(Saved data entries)

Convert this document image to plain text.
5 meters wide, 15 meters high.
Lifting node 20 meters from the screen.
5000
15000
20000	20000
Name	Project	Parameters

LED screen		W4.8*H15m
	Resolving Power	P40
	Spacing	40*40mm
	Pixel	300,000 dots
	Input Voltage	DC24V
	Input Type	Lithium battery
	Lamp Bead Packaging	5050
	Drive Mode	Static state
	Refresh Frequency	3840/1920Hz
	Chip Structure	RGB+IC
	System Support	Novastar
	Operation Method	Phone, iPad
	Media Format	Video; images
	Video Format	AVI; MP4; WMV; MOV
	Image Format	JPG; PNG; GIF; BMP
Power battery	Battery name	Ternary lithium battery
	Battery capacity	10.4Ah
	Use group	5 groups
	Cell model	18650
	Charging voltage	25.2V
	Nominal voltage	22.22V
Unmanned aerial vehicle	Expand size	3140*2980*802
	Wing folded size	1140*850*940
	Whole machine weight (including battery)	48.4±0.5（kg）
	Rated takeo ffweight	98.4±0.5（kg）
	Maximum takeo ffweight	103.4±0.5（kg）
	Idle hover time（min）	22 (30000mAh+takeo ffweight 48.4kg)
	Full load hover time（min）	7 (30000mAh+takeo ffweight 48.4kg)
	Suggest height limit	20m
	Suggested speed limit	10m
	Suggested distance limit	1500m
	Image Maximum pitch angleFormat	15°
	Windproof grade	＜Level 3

...

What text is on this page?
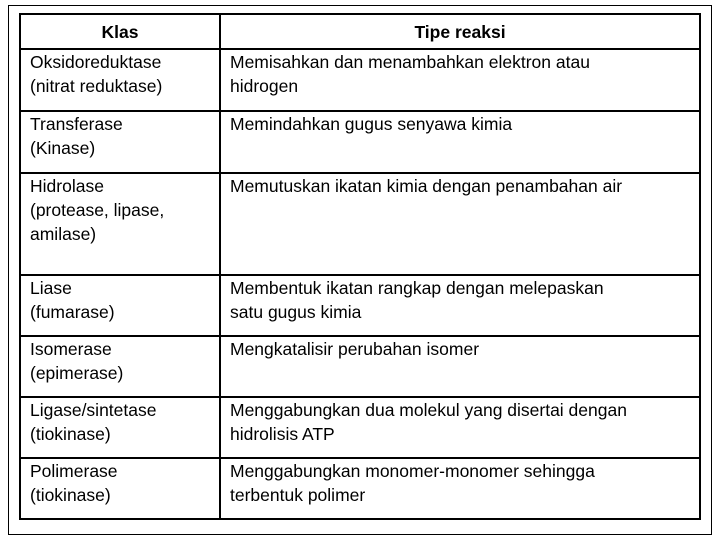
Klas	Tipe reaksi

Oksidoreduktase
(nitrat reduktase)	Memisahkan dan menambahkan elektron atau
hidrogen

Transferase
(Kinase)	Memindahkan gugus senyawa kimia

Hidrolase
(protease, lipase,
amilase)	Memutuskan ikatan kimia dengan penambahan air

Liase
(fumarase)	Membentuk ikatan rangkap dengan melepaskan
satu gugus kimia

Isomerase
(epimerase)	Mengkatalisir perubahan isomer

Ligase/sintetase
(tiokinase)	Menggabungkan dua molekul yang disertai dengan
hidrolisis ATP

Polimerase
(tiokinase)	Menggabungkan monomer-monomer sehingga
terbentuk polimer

(Instructions for the task)
Look through the material above and work out how many of its lines contain "this". State the number only.

(Correct result)
2